Data for this task:
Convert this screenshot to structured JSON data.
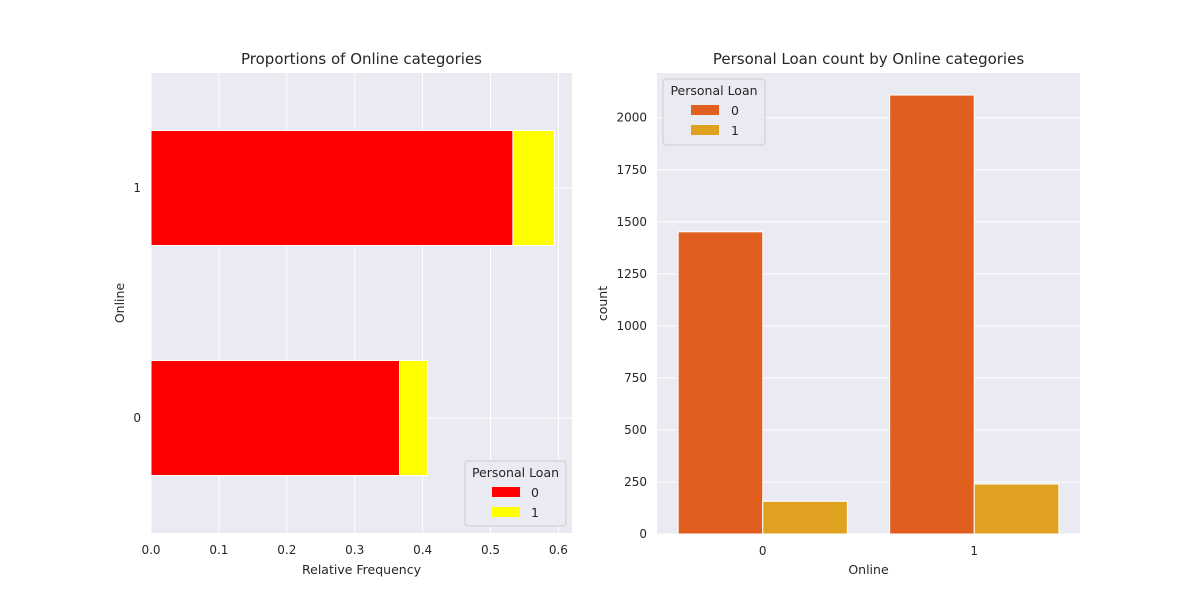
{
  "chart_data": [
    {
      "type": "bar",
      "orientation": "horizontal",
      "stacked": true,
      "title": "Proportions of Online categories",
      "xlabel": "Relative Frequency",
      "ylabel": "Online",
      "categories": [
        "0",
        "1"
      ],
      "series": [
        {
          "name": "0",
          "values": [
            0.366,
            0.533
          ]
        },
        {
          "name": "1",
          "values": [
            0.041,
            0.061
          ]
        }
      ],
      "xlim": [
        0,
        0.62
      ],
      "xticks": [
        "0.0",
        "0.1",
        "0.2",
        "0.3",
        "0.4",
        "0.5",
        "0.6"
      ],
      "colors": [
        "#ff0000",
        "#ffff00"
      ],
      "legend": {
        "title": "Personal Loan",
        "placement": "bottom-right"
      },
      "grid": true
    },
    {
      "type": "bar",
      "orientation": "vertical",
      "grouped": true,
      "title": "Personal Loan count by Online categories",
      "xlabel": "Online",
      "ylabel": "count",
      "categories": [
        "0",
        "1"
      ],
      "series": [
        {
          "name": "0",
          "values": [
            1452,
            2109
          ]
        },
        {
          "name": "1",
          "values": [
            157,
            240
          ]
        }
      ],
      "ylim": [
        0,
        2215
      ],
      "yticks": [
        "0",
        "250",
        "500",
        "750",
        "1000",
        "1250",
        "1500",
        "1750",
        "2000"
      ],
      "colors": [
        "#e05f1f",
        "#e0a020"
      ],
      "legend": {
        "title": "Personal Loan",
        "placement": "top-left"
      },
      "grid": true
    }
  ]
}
...
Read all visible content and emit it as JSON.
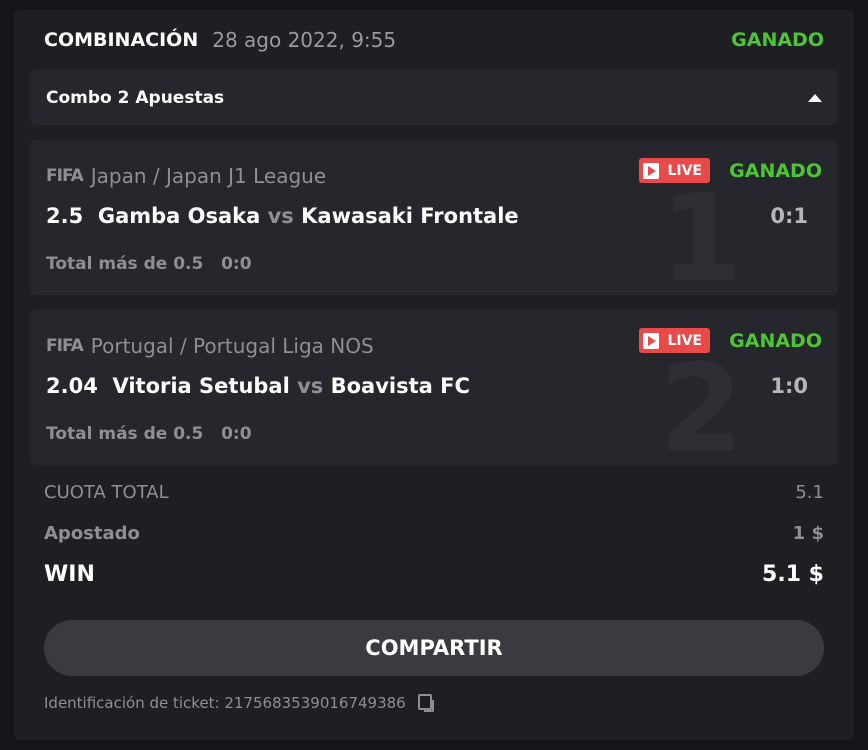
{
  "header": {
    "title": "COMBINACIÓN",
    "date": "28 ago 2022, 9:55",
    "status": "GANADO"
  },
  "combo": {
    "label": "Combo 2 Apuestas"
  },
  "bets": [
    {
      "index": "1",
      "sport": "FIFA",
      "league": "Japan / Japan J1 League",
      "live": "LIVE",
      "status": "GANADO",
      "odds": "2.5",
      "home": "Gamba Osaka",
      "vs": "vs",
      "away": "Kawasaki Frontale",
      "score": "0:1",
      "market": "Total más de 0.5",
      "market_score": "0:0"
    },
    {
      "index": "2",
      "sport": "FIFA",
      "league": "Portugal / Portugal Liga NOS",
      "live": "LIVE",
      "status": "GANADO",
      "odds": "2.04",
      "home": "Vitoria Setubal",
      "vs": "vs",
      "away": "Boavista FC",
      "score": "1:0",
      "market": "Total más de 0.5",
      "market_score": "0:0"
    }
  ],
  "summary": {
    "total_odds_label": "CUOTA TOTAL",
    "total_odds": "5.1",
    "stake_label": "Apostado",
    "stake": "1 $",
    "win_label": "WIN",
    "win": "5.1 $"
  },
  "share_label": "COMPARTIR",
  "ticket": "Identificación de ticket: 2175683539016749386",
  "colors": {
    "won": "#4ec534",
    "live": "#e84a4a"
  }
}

What is asked: Lines containing the word "home" are to be counted in the listing; state their number alone.

Exercise solution: 2